• EXCERPTED RECORDS:
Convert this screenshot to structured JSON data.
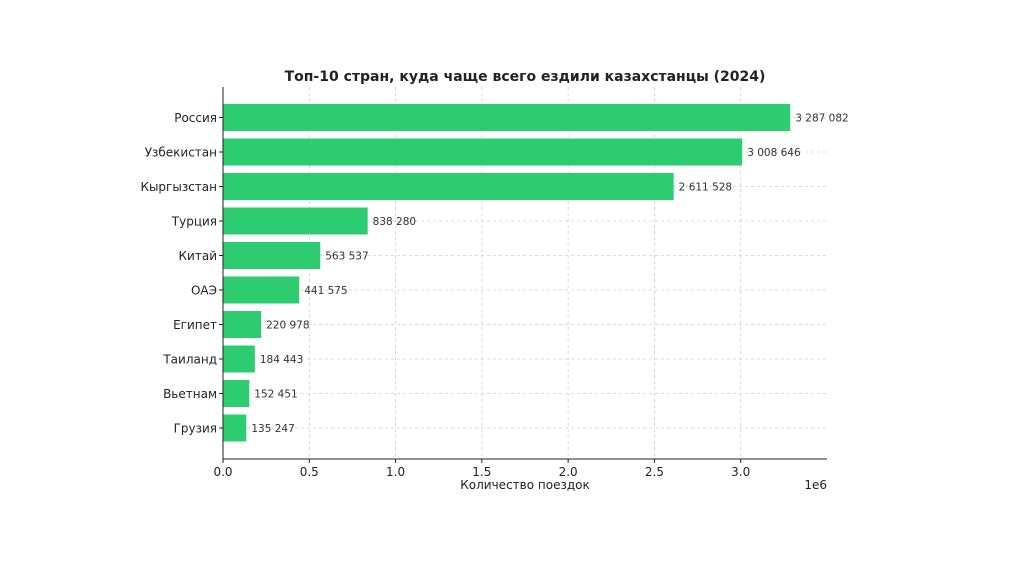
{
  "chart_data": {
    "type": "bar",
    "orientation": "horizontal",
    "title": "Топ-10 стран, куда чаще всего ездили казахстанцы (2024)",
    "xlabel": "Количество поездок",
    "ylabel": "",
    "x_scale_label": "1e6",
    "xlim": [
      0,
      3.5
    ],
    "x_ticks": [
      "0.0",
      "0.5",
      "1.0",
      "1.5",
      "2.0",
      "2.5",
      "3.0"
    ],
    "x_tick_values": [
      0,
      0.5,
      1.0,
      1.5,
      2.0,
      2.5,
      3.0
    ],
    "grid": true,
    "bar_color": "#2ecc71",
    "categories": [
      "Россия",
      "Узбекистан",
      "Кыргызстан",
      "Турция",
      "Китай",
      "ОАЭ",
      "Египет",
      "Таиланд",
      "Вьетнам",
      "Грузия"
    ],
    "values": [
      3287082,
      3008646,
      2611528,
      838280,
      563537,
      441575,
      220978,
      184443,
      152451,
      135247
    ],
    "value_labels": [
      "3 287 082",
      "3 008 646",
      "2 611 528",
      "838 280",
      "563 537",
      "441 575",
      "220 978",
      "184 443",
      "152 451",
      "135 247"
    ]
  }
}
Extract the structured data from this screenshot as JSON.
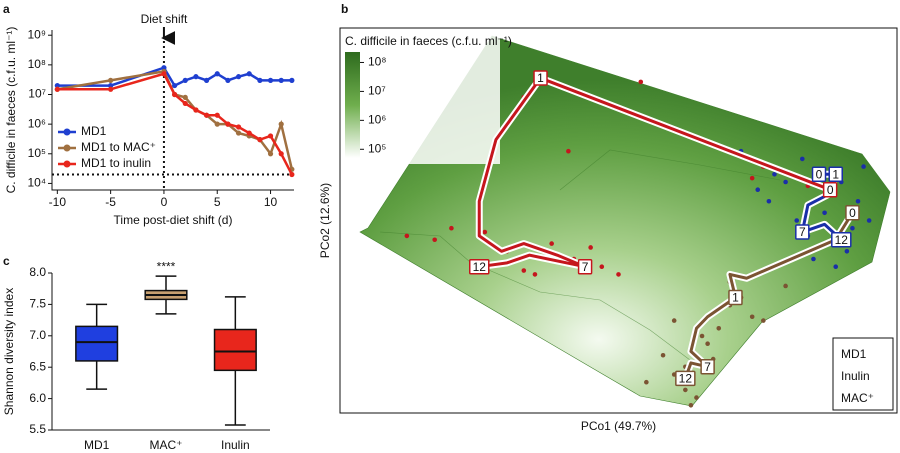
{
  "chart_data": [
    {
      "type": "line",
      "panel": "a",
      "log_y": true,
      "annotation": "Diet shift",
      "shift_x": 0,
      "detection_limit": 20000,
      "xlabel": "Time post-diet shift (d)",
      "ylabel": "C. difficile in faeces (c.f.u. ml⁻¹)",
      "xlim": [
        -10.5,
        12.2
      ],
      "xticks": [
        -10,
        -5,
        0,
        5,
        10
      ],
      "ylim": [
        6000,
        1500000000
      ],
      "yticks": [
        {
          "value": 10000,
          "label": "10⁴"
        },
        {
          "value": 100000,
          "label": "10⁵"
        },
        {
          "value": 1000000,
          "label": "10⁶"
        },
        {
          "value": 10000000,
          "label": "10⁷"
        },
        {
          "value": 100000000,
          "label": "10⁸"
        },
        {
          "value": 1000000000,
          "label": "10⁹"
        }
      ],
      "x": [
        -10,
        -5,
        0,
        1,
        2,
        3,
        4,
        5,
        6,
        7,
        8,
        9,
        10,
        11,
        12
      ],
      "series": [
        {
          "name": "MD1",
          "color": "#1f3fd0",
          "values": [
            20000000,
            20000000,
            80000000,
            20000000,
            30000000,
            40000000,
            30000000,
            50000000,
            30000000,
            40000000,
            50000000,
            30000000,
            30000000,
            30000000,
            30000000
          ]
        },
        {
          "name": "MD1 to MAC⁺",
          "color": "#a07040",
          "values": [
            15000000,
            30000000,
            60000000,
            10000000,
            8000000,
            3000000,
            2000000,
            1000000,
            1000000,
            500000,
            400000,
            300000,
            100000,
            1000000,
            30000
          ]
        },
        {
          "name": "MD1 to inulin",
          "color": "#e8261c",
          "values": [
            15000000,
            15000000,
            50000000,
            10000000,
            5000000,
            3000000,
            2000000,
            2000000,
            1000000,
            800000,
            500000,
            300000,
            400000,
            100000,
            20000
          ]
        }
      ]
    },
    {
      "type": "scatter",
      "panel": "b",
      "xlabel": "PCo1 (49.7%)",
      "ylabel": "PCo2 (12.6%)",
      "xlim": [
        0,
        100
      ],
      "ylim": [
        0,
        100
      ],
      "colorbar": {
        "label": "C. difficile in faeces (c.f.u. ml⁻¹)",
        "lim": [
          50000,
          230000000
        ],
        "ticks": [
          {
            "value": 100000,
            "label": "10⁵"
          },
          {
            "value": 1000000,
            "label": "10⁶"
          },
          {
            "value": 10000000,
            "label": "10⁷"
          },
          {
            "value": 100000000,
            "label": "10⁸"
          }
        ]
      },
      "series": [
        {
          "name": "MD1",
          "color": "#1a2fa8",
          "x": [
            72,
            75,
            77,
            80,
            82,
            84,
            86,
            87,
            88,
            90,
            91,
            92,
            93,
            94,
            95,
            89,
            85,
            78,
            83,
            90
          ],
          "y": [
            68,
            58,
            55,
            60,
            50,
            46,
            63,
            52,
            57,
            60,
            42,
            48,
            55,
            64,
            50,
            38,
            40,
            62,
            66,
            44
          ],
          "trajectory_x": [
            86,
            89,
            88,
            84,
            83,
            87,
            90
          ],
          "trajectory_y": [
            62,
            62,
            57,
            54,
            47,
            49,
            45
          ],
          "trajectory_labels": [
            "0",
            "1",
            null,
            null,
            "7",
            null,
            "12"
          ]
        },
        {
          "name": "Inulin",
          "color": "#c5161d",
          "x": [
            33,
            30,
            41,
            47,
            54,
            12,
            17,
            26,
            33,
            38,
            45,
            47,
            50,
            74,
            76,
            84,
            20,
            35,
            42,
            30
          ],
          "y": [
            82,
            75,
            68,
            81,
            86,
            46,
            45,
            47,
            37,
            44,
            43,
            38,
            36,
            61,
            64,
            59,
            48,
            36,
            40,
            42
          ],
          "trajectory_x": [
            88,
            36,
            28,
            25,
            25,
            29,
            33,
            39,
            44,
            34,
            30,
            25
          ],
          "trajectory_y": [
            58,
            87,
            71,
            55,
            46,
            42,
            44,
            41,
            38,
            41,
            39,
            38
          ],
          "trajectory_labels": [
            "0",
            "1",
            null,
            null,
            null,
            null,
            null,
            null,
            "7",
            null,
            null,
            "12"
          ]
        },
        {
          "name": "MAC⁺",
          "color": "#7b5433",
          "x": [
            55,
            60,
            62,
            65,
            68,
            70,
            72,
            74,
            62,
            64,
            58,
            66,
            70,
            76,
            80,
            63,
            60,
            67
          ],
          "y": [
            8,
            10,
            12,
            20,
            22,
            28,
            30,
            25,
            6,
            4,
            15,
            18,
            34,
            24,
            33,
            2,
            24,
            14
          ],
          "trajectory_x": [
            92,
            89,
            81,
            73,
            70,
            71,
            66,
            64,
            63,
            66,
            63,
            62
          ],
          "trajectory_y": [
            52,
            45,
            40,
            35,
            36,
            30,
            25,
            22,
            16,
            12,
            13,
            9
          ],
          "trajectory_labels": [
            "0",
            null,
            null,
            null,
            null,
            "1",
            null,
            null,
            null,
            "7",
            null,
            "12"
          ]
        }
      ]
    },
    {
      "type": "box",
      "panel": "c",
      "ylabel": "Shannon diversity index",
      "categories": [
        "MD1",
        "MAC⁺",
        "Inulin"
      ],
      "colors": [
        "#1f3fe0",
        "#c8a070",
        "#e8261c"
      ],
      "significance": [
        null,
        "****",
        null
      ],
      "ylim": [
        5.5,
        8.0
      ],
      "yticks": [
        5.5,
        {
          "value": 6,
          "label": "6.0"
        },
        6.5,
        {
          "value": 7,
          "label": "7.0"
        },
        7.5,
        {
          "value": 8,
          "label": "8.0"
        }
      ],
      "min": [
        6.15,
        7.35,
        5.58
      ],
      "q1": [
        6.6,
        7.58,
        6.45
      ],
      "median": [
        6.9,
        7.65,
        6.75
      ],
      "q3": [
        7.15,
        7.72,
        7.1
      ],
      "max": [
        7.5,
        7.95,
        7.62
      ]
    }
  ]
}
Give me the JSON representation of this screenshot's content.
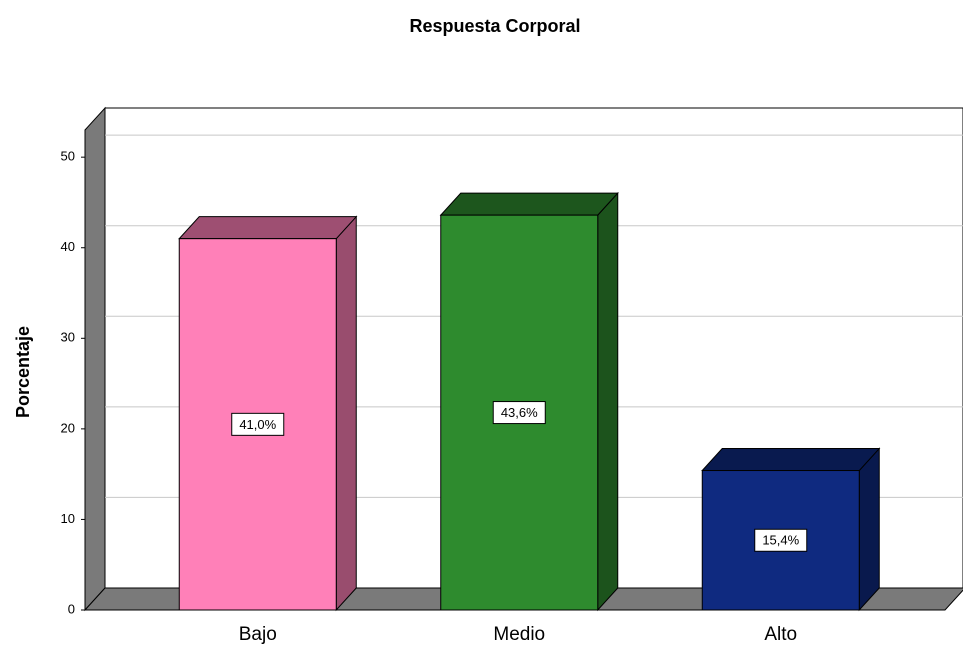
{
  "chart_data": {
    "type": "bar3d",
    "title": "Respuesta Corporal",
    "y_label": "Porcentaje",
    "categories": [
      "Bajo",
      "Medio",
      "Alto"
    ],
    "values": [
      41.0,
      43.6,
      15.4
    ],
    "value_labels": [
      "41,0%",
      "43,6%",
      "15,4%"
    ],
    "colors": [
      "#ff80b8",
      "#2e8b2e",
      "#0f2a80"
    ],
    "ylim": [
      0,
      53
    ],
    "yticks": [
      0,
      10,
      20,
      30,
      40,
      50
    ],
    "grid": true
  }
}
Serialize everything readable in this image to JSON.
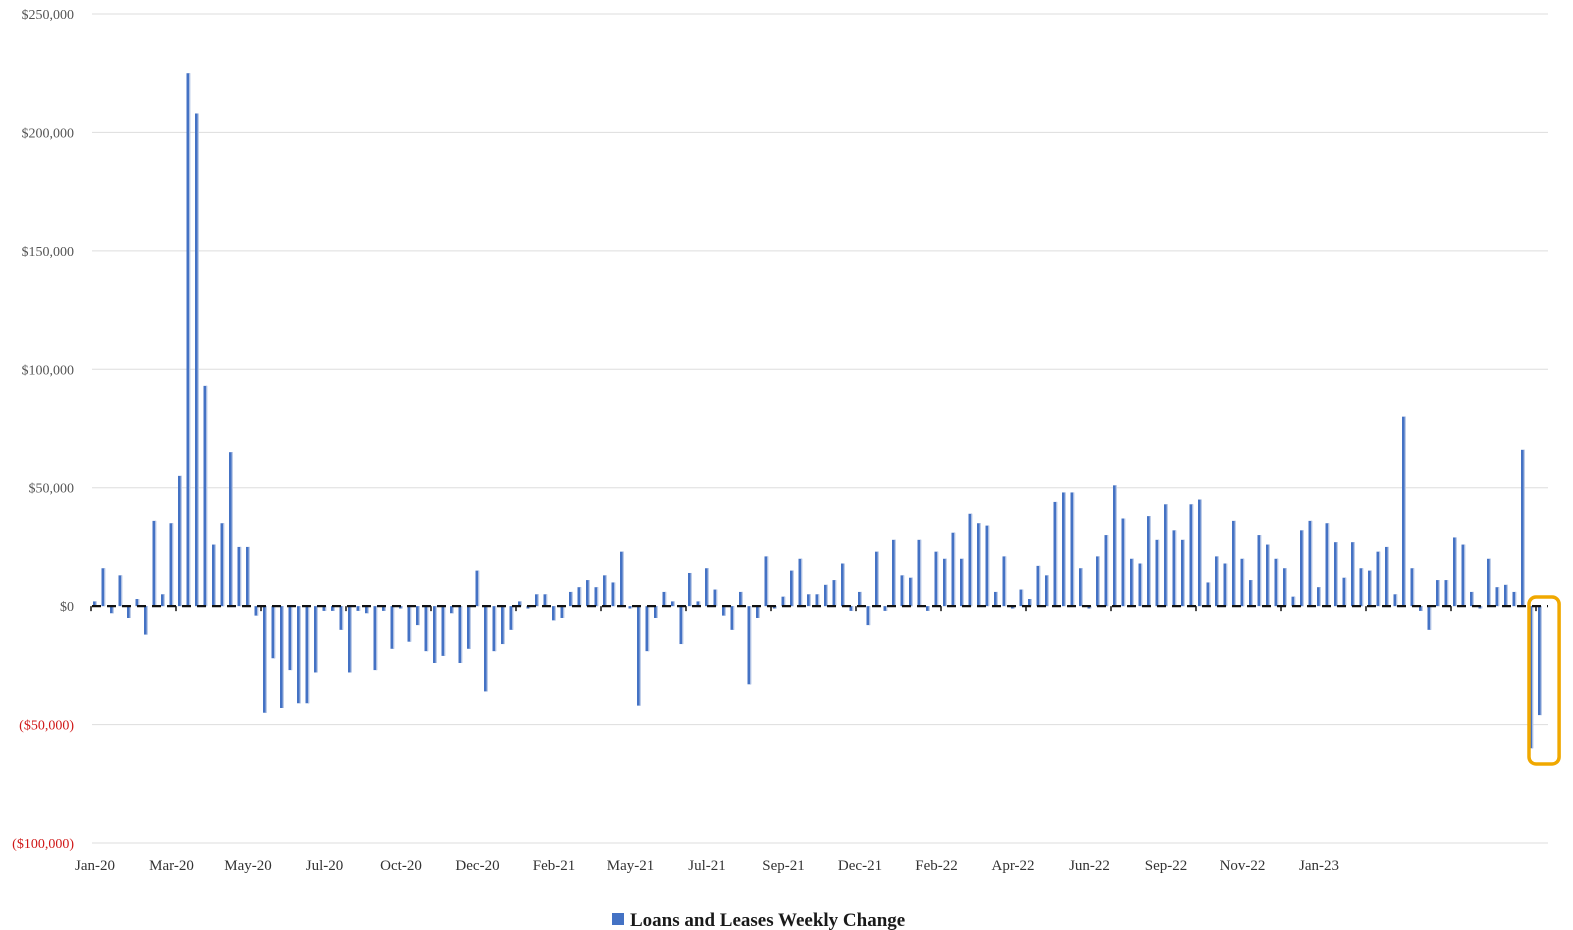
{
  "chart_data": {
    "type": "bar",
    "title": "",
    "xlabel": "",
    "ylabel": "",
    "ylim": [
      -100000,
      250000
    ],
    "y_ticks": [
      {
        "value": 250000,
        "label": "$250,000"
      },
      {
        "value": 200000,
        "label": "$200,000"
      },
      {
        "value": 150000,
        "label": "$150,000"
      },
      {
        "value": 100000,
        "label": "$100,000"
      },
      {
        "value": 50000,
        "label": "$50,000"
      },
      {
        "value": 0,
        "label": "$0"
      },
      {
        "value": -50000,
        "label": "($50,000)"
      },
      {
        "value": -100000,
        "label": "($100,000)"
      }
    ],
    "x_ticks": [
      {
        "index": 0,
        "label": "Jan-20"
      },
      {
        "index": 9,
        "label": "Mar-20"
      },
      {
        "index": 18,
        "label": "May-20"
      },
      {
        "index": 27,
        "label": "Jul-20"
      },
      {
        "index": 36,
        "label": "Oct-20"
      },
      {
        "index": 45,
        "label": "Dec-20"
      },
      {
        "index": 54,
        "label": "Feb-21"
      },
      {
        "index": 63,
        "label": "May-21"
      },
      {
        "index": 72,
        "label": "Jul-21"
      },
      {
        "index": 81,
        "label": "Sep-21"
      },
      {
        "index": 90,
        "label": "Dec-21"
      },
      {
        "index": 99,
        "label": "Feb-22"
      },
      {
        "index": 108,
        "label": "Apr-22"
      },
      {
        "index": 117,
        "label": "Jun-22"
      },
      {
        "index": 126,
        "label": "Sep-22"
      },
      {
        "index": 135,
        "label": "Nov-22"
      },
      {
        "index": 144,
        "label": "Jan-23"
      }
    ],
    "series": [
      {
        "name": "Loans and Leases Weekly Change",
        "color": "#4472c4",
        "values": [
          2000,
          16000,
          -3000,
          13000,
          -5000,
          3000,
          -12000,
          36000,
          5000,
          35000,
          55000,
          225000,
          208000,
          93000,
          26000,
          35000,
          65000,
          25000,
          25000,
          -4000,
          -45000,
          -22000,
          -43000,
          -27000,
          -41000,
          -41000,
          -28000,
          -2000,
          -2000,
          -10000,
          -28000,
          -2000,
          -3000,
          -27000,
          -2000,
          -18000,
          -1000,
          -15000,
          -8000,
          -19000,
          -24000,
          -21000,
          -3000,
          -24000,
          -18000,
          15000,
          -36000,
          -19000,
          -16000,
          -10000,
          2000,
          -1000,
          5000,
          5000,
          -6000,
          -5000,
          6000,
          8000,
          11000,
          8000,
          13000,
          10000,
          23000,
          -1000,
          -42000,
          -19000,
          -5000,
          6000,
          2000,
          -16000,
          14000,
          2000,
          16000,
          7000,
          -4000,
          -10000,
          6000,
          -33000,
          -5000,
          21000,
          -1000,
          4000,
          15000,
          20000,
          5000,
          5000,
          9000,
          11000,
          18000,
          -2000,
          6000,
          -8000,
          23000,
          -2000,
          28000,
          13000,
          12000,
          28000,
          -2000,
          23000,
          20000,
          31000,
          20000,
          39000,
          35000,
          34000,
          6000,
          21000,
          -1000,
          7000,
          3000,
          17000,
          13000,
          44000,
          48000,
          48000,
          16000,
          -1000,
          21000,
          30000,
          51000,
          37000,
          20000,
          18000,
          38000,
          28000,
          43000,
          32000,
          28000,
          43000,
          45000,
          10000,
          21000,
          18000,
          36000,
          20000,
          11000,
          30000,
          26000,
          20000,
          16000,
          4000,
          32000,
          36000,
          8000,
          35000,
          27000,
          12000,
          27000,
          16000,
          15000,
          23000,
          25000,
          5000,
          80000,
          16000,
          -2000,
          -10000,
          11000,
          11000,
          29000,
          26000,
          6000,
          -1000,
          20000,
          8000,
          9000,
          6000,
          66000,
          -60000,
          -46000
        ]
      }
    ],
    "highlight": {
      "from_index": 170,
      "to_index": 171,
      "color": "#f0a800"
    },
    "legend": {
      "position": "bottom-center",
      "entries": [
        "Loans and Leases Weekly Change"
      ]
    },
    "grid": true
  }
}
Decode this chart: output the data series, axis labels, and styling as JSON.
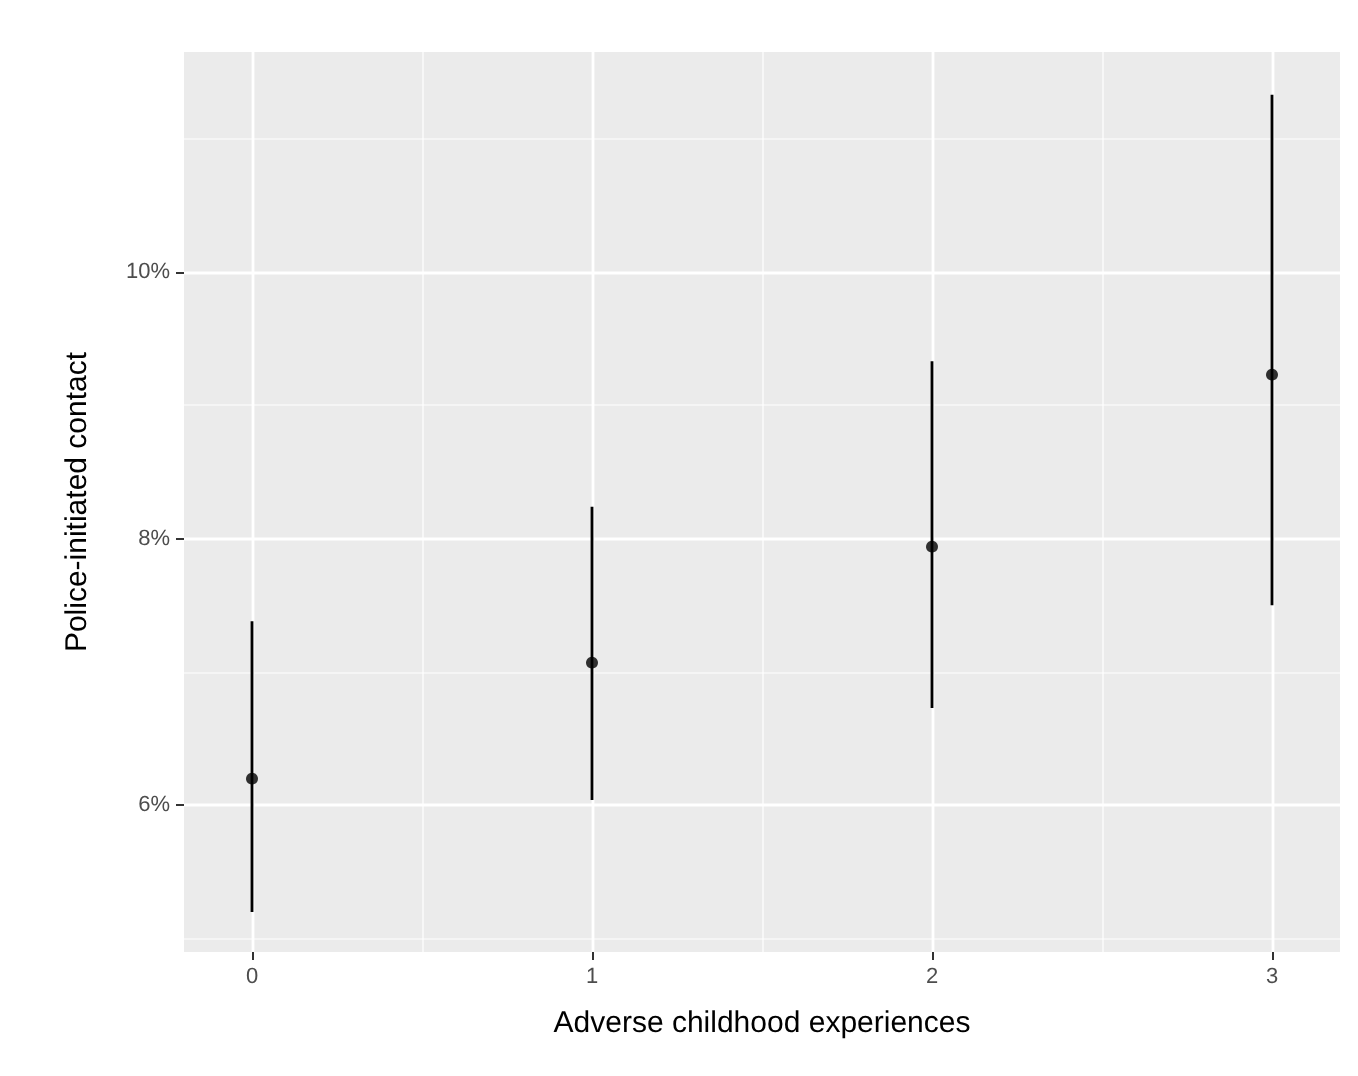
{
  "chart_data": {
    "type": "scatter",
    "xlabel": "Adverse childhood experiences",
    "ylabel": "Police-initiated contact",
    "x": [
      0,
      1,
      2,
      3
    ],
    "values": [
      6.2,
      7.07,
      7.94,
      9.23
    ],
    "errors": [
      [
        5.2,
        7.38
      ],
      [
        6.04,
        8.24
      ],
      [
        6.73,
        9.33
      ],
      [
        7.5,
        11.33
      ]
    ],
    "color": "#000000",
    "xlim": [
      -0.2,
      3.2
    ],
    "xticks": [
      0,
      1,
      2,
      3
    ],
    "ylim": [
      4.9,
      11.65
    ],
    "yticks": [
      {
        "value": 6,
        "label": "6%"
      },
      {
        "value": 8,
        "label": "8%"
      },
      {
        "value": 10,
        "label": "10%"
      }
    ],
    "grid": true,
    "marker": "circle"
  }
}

• TASK: Read the entries above, then pull out the lines that include "Weekly".

• TASK SOLUTION:
        "name": "Loans and Leases Weekly Change",
        "Loans and Leases Weekly Change"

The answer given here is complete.